**LISTING**
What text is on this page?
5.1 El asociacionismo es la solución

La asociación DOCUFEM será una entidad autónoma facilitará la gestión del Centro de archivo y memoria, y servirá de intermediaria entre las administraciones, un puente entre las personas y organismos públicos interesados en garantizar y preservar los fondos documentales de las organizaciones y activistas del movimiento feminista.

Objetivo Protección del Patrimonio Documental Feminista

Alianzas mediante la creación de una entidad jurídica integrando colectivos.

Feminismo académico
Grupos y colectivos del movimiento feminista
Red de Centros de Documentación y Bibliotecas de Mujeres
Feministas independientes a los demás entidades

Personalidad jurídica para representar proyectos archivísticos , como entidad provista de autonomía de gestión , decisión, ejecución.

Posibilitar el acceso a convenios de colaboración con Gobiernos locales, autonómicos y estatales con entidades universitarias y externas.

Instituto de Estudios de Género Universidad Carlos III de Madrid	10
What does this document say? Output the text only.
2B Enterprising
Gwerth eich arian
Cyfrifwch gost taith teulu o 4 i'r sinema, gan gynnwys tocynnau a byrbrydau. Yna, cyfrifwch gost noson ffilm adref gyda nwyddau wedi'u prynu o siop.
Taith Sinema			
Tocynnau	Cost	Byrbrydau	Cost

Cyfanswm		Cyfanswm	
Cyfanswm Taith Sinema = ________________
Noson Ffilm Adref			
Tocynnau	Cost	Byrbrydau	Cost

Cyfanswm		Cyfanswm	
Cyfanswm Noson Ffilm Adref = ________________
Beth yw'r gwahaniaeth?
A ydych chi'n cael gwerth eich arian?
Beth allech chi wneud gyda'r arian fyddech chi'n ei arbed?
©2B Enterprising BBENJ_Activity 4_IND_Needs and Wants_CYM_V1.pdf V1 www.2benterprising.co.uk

**SHORT TASK**
Copy every record above exactly as it appears.

**ANSWER**
What text is on this page?
5.1 El asociacionismo es la solución

La asociación DOCUFEM será una entidad autónoma facilitará la gestión del Centro de archivo y memoria, y servirá de intermediaria entre las administraciones, un puente entre las personas y organismos públicos interesados en garantizar y preservar los fondos documentales de las organizaciones y activistas del movimiento feminista.

Objetivo Protección del Patrimonio Documental Feminista

Alianzas mediante la creación de una entidad jurídica integrando colectivos.

Feminismo académico
Grupos y colectivos del movimiento feminista
Red de Centros de Documentación y Bibliotecas de Mujeres
Feministas independientes a los demás entidades

Personalidad jurídica para representar proyectos archivísticos , como entidad provista de autonomía de gestión , decisión, ejecución.

Posibilitar el acceso a convenios de colaboración con Gobiernos locales, autonómicos y estatales con entidades universitarias y externas.

Instituto de Estudios de Género Universidad Carlos III de Madrid	10
What does this document say? Output the text only.
2B Enterprising
Gwerth eich arian
Cyfrifwch gost taith teulu o 4 i'r sinema, gan gynnwys tocynnau a byrbrydau. Yna, cyfrifwch gost noson ffilm adref gyda nwyddau wedi'u prynu o siop.
Taith Sinema			
Tocynnau	Cost	Byrbrydau	Cost

Cyfanswm		Cyfanswm	
Cyfanswm Taith Sinema = ________________
Noson Ffilm Adref			
Tocynnau	Cost	Byrbrydau	Cost

Cyfanswm		Cyfanswm	
Cyfanswm Noson Ffilm Adref = ________________
Beth yw'r gwahaniaeth?
A ydych chi'n cael gwerth eich arian?
Beth allech chi wneud gyda'r arian fyddech chi'n ei arbed?
©2B Enterprising BBENJ_Activity 4_IND_Needs and Wants_CYM_V1.pdf V1 www.2benterprising.co.uk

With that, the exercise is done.